▸ **Task inputs**
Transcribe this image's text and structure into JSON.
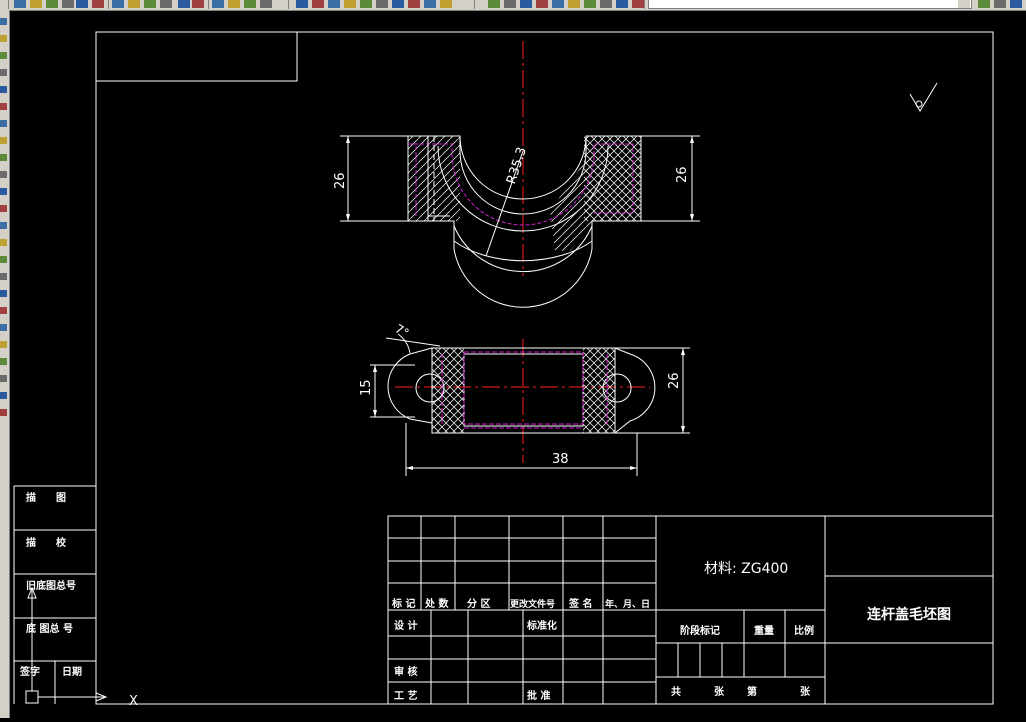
{
  "app": {
    "toolbar_buttons": [
      "new-icon",
      "open-icon",
      "save-icon",
      "print-icon",
      "plot-preview-icon",
      "publish-icon",
      "cut-icon",
      "copy-icon",
      "paste-icon",
      "match-properties-icon",
      "undo-icon",
      "redo-icon",
      "pan-icon",
      "zoom-realtime-icon",
      "zoom-window-icon",
      "zoom-previous-icon",
      "properties-icon",
      "design-center-icon",
      "tool-palettes-icon",
      "sheet-set-icon",
      "markup-icon",
      "quickcalc-icon",
      "help-icon",
      "layer-manager-icon",
      "layer-state-icon",
      "layer-previous-icon"
    ],
    "left_tools": [
      "line-icon",
      "polyline-icon",
      "arc-icon",
      "circle-icon",
      "rectangle-icon",
      "hatch-icon",
      "text-icon",
      "insert-block-icon"
    ]
  },
  "drawing": {
    "surface_finish_symbol": "roughness-symbol",
    "top_view": {
      "dim_left": "26",
      "dim_right": "26",
      "radius_label": "R35.3"
    },
    "front_view": {
      "dim_left": "15",
      "dim_right": "26",
      "dim_bottom": "38",
      "angle_label": "7°"
    },
    "left_block": {
      "rows": [
        "描　　图",
        "描　　校",
        "旧底图总号",
        "底 图总 号",
        "签字",
        "日期"
      ]
    },
    "title_block": {
      "rev_headers": [
        "标 记",
        "处 数",
        "分 区",
        "更改文件号",
        "签 名",
        "年、月、日"
      ],
      "sign_labels": [
        "设 计",
        "标准化",
        "审 核",
        "工 艺",
        "批 准"
      ],
      "material": "材料: ZG400",
      "stage_mark": "阶段标记",
      "weight": "重量",
      "scale": "比例",
      "sheets": [
        "共",
        "张",
        "第",
        "张"
      ],
      "title": "连杆盖毛坯图"
    },
    "ucs": {
      "x_label": "X"
    }
  }
}
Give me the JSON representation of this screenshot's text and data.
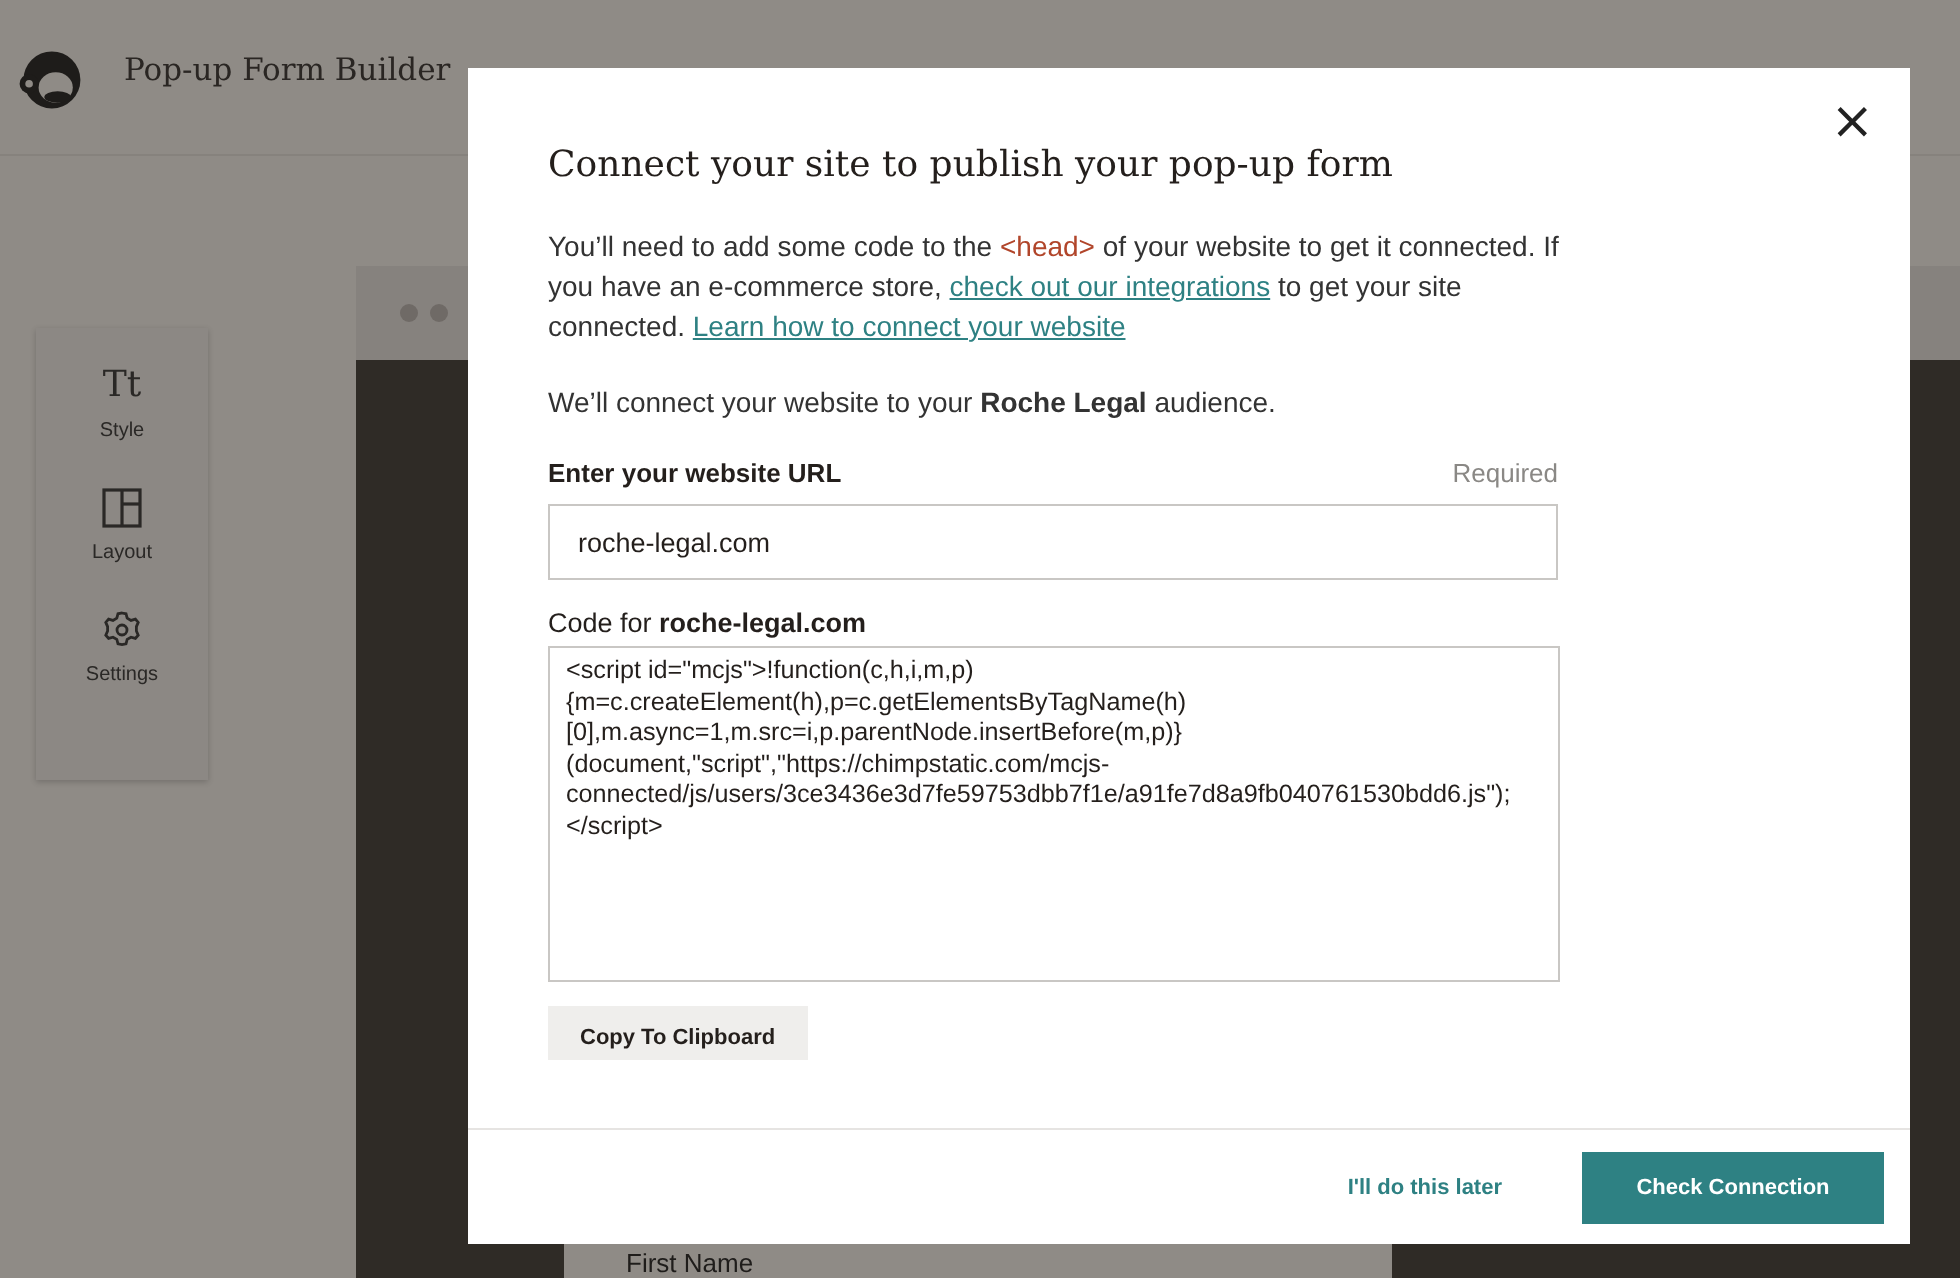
{
  "app": {
    "title": "Pop-up Form Builder"
  },
  "sidebar": {
    "items": [
      {
        "kind": "style",
        "label": "Style",
        "icon_text": "Tt"
      },
      {
        "kind": "layout",
        "label": "Layout"
      },
      {
        "kind": "settings",
        "label": "Settings"
      }
    ]
  },
  "preview": {
    "field_label": "First Name"
  },
  "modal": {
    "title": "Connect your site to publish your pop-up form",
    "close": "×",
    "intro": [
      {
        "kind": "text",
        "text": "You’ll need to add some code to the "
      },
      {
        "kind": "code",
        "text": "<head>"
      },
      {
        "kind": "text",
        "text": " of your website to get it connected. If you have an e-commerce store, "
      },
      {
        "kind": "link",
        "text": "check out our integrations"
      },
      {
        "kind": "text",
        "text": " to get your site connected. "
      },
      {
        "kind": "link",
        "text": "Learn how to connect your website"
      }
    ],
    "audience_note": "We’ll connect your website to your **Roche Legal** audience.",
    "url_field": {
      "label": "Enter your website URL",
      "required": "Required",
      "value": "roche-legal.com"
    },
    "code_field": {
      "label": "Code for **roche-legal.com**",
      "value": "<script id=\"mcjs\">!function(c,h,i,m,p){m=c.createElement(h),p=c.getElementsByTagName(h)[0],m.async=1,m.src=i,p.parentNode.insertBefore(m,p)}(document,\"script\",\"https://chimpstatic.com/mcjs-connected/js/users/3ce3436e3d7fe59753dbb7f1e/a91fe7d8a9fb040761530bdd6.js\");</script>"
    },
    "copy_button": "Copy To Clipboard",
    "later_link": "I'll do this later",
    "check_button": "Check Connection"
  }
}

▸ **Written task**
Every line is to be duplicated exactly, though pictures stay out.

▸ **Complete output**
Transcribe this image's text and structure into JSON.
{
  "app": {
    "toolbar_buttons": [
      "new-icon",
      "open-icon",
      "save-icon",
      "print-icon",
      "plot-preview-icon",
      "publish-icon",
      "cut-icon",
      "copy-icon",
      "paste-icon",
      "match-properties-icon",
      "undo-icon",
      "redo-icon",
      "pan-icon",
      "zoom-realtime-icon",
      "zoom-window-icon",
      "zoom-previous-icon",
      "properties-icon",
      "design-center-icon",
      "tool-palettes-icon",
      "sheet-set-icon",
      "markup-icon",
      "quickcalc-icon",
      "help-icon",
      "layer-manager-icon",
      "layer-state-icon",
      "layer-previous-icon"
    ],
    "left_tools": [
      "line-icon",
      "polyline-icon",
      "arc-icon",
      "circle-icon",
      "rectangle-icon",
      "hatch-icon",
      "text-icon",
      "insert-block-icon"
    ]
  },
  "drawing": {
    "surface_finish_symbol": "roughness-symbol",
    "top_view": {
      "dim_left": "26",
      "dim_right": "26",
      "radius_label": "R35.3"
    },
    "front_view": {
      "dim_left": "15",
      "dim_right": "26",
      "dim_bottom": "38",
      "angle_label": "7°"
    },
    "left_block": {
      "rows": [
        "描　　图",
        "描　　校",
        "旧底图总号",
        "底 图总 号",
        "签字",
        "日期"
      ]
    },
    "title_block": {
      "rev_headers": [
        "标 记",
        "处 数",
        "分 区",
        "更改文件号",
        "签 名",
        "年、月、日"
      ],
      "sign_labels": [
        "设 计",
        "标准化",
        "审 核",
        "工 艺",
        "批 准"
      ],
      "material": "材料: ZG400",
      "stage_mark": "阶段标记",
      "weight": "重量",
      "scale": "比例",
      "sheets": [
        "共",
        "张",
        "第",
        "张"
      ],
      "title": "连杆盖毛坯图"
    },
    "ucs": {
      "x_label": "X"
    }
  }
}
Give me the JSON representation of this screenshot's text and data.
{
  "app": {
    "title": "Pop-up Form Builder"
  },
  "sidebar": {
    "items": [
      {
        "kind": "style",
        "label": "Style",
        "icon_text": "Tt"
      },
      {
        "kind": "layout",
        "label": "Layout"
      },
      {
        "kind": "settings",
        "label": "Settings"
      }
    ]
  },
  "preview": {
    "field_label": "First Name"
  },
  "modal": {
    "title": "Connect your site to publish your pop-up form",
    "close": "×",
    "intro": [
      {
        "kind": "text",
        "text": "You’ll need to add some code to the "
      },
      {
        "kind": "code",
        "text": "<head>"
      },
      {
        "kind": "text",
        "text": " of your website to get it connected. If you have an e-commerce store, "
      },
      {
        "kind": "link",
        "text": "check out our integrations"
      },
      {
        "kind": "text",
        "text": " to get your site connected. "
      },
      {
        "kind": "link",
        "text": "Learn how to connect your website"
      }
    ],
    "audience_note": "We’ll connect your website to your **Roche Legal** audience.",
    "url_field": {
      "label": "Enter your website URL",
      "required": "Required",
      "value": "roche-legal.com"
    },
    "code_field": {
      "label": "Code for **roche-legal.com**",
      "value": "<script id=\"mcjs\">!function(c,h,i,m,p){m=c.createElement(h),p=c.getElementsByTagName(h)[0],m.async=1,m.src=i,p.parentNode.insertBefore(m,p)}(document,\"script\",\"https://chimpstatic.com/mcjs-connected/js/users/3ce3436e3d7fe59753dbb7f1e/a91fe7d8a9fb040761530bdd6.js\");</script>"
    },
    "copy_button": "Copy To Clipboard",
    "later_link": "I'll do this later",
    "check_button": "Check Connection"
  }
}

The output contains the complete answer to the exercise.